— RECORDS FOR THIS TASK —
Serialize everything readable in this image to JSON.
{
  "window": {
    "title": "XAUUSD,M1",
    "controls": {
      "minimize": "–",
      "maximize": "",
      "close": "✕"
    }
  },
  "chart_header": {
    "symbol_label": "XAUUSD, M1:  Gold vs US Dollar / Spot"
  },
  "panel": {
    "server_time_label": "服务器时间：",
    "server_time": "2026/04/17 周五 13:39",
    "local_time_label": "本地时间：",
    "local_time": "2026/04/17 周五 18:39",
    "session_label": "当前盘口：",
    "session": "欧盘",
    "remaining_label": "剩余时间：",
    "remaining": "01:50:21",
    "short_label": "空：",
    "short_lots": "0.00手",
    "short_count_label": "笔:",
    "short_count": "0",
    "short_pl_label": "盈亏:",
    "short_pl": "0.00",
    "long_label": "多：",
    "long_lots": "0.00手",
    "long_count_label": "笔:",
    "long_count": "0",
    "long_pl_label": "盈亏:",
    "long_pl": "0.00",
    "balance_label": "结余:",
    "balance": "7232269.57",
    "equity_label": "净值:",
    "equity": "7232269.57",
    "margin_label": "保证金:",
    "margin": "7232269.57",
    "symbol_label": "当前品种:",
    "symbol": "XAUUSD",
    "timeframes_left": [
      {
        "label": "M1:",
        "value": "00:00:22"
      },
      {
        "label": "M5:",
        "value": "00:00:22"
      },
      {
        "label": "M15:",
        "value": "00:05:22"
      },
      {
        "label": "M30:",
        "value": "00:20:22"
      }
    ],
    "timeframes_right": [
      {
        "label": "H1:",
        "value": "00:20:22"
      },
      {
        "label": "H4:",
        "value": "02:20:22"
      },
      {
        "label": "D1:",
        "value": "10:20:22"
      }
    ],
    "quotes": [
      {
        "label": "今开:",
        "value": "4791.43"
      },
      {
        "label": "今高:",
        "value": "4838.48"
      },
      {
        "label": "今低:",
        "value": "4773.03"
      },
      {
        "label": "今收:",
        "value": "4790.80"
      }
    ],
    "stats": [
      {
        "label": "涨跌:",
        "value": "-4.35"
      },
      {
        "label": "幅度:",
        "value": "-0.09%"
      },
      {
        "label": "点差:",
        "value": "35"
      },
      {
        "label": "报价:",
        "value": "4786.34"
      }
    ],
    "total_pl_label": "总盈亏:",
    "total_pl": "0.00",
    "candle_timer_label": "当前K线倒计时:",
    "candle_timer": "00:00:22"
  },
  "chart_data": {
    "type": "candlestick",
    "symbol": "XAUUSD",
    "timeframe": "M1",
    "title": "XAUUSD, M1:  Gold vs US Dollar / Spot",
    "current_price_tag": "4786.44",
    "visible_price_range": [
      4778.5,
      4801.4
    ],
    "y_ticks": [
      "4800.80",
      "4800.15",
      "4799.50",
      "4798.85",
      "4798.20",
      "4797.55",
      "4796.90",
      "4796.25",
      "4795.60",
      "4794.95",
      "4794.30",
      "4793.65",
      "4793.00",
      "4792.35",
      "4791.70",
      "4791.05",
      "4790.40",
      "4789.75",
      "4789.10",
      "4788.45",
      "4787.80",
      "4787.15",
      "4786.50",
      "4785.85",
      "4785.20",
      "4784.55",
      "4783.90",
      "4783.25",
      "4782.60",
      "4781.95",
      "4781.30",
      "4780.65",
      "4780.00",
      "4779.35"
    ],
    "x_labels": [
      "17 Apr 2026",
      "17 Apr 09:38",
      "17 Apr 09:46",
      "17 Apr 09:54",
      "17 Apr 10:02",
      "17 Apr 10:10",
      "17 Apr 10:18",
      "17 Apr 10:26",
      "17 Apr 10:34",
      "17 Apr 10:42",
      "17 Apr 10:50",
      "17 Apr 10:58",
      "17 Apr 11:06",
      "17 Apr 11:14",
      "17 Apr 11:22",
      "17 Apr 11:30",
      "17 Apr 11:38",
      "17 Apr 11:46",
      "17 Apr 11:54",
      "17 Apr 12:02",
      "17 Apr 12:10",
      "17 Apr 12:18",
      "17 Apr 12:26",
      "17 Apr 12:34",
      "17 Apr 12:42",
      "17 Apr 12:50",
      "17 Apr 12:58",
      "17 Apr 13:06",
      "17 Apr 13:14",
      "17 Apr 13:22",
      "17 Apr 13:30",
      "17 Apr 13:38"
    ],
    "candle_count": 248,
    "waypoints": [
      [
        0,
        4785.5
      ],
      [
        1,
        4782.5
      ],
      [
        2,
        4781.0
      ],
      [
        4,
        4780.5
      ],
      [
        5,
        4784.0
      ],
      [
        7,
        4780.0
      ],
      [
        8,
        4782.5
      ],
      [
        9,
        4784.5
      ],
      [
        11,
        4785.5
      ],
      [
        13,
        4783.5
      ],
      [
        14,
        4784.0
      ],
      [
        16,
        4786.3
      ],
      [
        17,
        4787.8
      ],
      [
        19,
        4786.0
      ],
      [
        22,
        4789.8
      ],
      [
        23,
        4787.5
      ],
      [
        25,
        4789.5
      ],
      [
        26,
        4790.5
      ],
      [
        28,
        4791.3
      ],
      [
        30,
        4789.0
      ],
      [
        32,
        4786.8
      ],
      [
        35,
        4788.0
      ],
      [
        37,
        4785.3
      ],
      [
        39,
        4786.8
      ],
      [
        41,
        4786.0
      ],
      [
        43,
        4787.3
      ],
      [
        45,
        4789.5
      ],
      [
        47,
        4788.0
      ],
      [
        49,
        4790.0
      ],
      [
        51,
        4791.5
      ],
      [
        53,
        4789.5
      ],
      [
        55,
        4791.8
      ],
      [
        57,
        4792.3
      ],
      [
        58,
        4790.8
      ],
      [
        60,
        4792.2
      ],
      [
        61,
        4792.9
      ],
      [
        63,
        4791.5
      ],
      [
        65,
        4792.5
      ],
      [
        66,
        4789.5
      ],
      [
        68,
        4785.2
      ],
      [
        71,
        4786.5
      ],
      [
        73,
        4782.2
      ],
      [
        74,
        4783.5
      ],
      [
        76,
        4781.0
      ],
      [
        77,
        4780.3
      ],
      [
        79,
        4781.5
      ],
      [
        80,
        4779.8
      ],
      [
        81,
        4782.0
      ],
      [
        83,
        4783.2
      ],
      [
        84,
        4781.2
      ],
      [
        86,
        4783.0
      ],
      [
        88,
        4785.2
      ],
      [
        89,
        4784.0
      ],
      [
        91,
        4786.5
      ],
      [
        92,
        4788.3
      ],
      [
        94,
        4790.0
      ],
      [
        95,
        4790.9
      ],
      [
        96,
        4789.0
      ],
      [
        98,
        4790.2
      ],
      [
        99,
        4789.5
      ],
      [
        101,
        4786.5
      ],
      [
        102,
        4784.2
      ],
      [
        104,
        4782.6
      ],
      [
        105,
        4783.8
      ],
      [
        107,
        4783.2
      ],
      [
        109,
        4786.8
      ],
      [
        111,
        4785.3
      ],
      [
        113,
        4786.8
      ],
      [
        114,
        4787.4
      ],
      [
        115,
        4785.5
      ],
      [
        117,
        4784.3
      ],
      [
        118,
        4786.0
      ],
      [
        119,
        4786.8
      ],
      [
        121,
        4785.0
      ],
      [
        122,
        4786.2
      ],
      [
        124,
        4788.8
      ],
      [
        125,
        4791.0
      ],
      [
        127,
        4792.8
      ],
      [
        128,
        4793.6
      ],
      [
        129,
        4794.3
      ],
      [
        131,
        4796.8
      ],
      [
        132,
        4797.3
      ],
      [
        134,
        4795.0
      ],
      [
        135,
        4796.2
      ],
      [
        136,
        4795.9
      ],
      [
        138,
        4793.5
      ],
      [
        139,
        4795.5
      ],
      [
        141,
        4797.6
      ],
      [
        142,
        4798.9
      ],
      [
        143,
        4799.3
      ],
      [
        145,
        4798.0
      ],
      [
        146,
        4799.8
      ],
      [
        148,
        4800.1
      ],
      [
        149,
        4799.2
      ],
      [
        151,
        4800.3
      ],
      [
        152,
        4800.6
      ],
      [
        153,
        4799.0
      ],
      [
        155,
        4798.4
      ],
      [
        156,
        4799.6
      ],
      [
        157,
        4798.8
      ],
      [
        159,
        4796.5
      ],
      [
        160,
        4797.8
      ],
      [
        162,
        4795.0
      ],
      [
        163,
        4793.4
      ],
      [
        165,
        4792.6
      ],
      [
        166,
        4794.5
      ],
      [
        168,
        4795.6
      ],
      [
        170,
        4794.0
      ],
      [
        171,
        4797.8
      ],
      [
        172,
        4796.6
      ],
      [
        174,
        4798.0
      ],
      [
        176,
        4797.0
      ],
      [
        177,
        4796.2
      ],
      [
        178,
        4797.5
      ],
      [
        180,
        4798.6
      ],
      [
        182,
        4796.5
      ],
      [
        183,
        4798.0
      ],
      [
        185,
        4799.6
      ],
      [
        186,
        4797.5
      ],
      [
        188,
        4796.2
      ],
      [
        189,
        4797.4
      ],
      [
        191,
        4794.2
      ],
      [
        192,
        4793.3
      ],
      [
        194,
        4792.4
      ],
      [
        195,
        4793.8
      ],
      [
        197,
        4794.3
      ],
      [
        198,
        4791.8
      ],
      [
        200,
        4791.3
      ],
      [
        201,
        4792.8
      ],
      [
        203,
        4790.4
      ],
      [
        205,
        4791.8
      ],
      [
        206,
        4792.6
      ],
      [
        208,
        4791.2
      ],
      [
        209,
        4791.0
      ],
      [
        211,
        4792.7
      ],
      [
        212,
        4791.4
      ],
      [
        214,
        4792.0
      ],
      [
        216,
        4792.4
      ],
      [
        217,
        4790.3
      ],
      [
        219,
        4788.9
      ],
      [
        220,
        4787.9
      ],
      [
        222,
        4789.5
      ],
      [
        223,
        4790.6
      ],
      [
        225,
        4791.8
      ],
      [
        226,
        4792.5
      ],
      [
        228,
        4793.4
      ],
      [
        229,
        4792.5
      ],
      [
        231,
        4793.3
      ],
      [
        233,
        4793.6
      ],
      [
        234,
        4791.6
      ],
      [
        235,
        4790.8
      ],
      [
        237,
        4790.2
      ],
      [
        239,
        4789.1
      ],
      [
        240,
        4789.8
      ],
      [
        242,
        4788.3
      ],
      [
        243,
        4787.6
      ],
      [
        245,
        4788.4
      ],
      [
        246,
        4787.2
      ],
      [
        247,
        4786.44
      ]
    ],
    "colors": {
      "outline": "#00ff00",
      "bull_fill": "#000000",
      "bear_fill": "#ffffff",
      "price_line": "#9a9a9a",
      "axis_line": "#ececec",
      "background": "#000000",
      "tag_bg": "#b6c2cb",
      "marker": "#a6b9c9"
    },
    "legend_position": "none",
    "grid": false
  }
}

— EXERCISE INSTRUCTIONS —
Find the word "Dollar" in the records and pull out each line that has it.

— EXERCISE RESULT —
    "symbol_label": "XAUUSD, M1:  Gold vs US Dollar / Spot"
    "title": "XAUUSD, M1:  Gold vs US Dollar / Spot",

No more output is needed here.